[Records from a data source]
※

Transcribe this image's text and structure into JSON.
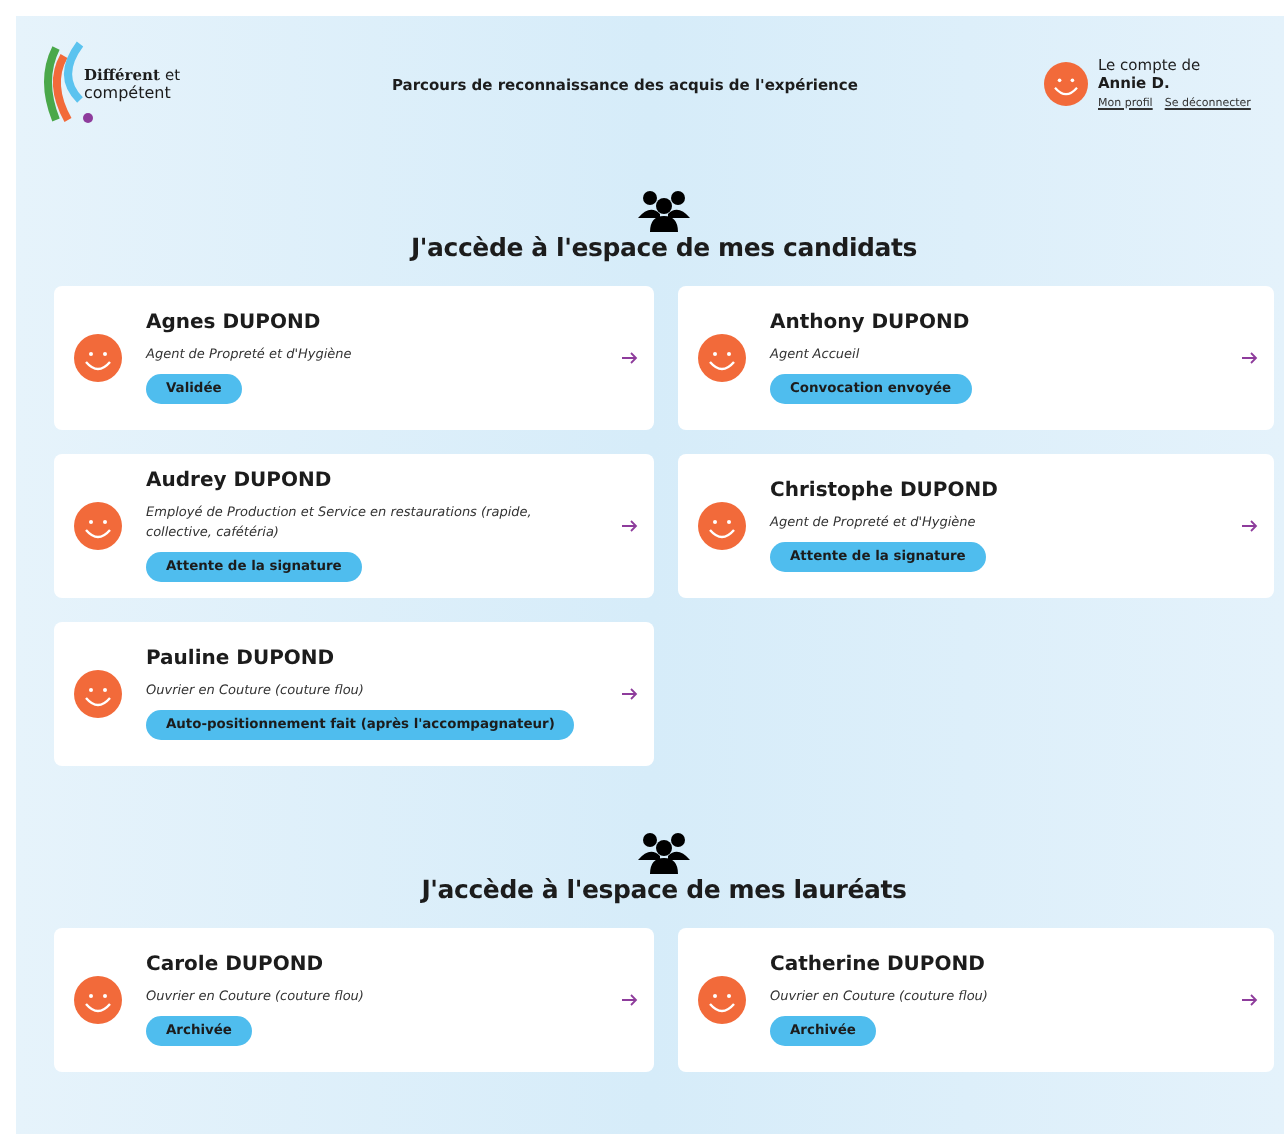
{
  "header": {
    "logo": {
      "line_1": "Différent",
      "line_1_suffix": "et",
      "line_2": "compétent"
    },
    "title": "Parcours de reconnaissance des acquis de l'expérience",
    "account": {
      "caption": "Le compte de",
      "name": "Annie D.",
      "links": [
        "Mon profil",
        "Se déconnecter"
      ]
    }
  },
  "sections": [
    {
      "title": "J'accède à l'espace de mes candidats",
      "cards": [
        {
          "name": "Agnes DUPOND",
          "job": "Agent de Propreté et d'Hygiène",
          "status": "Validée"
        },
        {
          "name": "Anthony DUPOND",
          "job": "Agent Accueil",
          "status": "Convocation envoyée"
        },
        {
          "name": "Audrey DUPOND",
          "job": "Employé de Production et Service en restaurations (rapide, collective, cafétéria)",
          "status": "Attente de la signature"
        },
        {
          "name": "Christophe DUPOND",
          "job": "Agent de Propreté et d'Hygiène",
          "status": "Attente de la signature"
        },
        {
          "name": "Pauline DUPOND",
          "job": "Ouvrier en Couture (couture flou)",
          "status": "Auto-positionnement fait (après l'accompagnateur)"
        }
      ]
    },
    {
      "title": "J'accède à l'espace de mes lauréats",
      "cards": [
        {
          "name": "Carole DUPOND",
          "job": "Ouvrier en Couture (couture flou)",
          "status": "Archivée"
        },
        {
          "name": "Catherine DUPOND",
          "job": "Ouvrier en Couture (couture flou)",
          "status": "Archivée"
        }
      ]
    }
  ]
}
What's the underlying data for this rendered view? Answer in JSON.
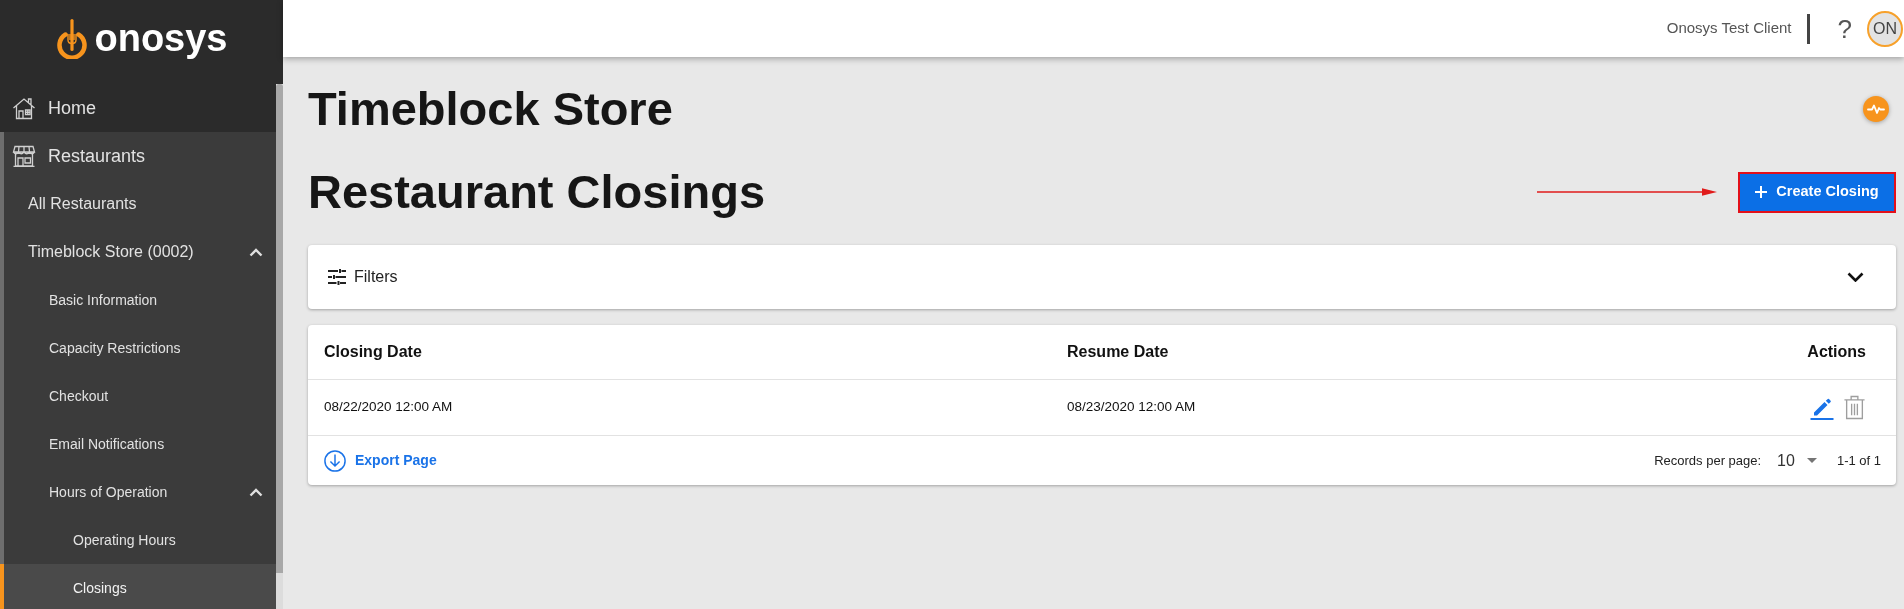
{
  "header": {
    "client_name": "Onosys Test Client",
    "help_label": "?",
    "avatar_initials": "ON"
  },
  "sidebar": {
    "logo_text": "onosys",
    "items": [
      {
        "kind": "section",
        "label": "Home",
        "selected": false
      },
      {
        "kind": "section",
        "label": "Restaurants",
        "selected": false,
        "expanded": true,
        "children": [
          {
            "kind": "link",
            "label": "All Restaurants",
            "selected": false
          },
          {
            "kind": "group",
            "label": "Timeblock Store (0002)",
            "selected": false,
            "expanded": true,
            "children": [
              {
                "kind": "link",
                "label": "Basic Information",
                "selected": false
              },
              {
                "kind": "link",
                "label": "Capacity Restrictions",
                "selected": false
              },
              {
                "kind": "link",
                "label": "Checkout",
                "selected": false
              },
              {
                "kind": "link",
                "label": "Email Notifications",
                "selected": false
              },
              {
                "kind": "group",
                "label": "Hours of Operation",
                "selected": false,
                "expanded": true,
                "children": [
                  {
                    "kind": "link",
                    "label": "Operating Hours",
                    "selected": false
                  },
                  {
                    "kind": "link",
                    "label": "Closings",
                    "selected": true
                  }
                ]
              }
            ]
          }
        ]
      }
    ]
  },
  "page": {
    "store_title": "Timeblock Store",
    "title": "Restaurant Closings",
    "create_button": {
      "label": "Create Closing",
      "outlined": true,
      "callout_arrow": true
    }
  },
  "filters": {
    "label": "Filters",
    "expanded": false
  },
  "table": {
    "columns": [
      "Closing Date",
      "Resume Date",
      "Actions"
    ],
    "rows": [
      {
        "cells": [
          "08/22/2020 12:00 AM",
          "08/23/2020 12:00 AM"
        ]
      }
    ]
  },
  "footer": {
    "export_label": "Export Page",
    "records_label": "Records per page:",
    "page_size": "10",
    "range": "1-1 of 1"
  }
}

※

**Prompt:** Give every line back word for word and leave the pictures out.

**Finished task:**
Transcribe this image's text and structure into JSON.
{
  "header": {
    "logo": {
      "line_1": "Différent",
      "line_1_suffix": "et",
      "line_2": "compétent"
    },
    "title": "Parcours de reconnaissance des acquis de l'expérience",
    "account": {
      "caption": "Le compte de",
      "name": "Annie D.",
      "links": [
        "Mon profil",
        "Se déconnecter"
      ]
    }
  },
  "sections": [
    {
      "title": "J'accède à l'espace de mes candidats",
      "cards": [
        {
          "name": "Agnes DUPOND",
          "job": "Agent de Propreté et d'Hygiène",
          "status": "Validée"
        },
        {
          "name": "Anthony DUPOND",
          "job": "Agent Accueil",
          "status": "Convocation envoyée"
        },
        {
          "name": "Audrey DUPOND",
          "job": "Employé de Production et Service en restaurations (rapide, collective, cafétéria)",
          "status": "Attente de la signature"
        },
        {
          "name": "Christophe DUPOND",
          "job": "Agent de Propreté et d'Hygiène",
          "status": "Attente de la signature"
        },
        {
          "name": "Pauline DUPOND",
          "job": "Ouvrier en Couture (couture flou)",
          "status": "Auto-positionnement fait (après l'accompagnateur)"
        }
      ]
    },
    {
      "title": "J'accède à l'espace de mes lauréats",
      "cards": [
        {
          "name": "Carole DUPOND",
          "job": "Ouvrier en Couture (couture flou)",
          "status": "Archivée"
        },
        {
          "name": "Catherine DUPOND",
          "job": "Ouvrier en Couture (couture flou)",
          "status": "Archivée"
        }
      ]
    }
  ]
}
What's the underlying data for this rendered view? Answer in JSON.
{
  "header": {
    "client_name": "Onosys Test Client",
    "help_label": "?",
    "avatar_initials": "ON"
  },
  "sidebar": {
    "logo_text": "onosys",
    "items": [
      {
        "kind": "section",
        "label": "Home",
        "selected": false
      },
      {
        "kind": "section",
        "label": "Restaurants",
        "selected": false,
        "expanded": true,
        "children": [
          {
            "kind": "link",
            "label": "All Restaurants",
            "selected": false
          },
          {
            "kind": "group",
            "label": "Timeblock Store (0002)",
            "selected": false,
            "expanded": true,
            "children": [
              {
                "kind": "link",
                "label": "Basic Information",
                "selected": false
              },
              {
                "kind": "link",
                "label": "Capacity Restrictions",
                "selected": false
              },
              {
                "kind": "link",
                "label": "Checkout",
                "selected": false
              },
              {
                "kind": "link",
                "label": "Email Notifications",
                "selected": false
              },
              {
                "kind": "group",
                "label": "Hours of Operation",
                "selected": false,
                "expanded": true,
                "children": [
                  {
                    "kind": "link",
                    "label": "Operating Hours",
                    "selected": false
                  },
                  {
                    "kind": "link",
                    "label": "Closings",
                    "selected": true
                  }
                ]
              }
            ]
          }
        ]
      }
    ]
  },
  "page": {
    "store_title": "Timeblock Store",
    "title": "Restaurant Closings",
    "create_button": {
      "label": "Create Closing",
      "outlined": true,
      "callout_arrow": true
    }
  },
  "filters": {
    "label": "Filters",
    "expanded": false
  },
  "table": {
    "columns": [
      "Closing Date",
      "Resume Date",
      "Actions"
    ],
    "rows": [
      {
        "cells": [
          "08/22/2020 12:00 AM",
          "08/23/2020 12:00 AM"
        ]
      }
    ]
  },
  "footer": {
    "export_label": "Export Page",
    "records_label": "Records per page:",
    "page_size": "10",
    "range": "1-1 of 1"
  }
}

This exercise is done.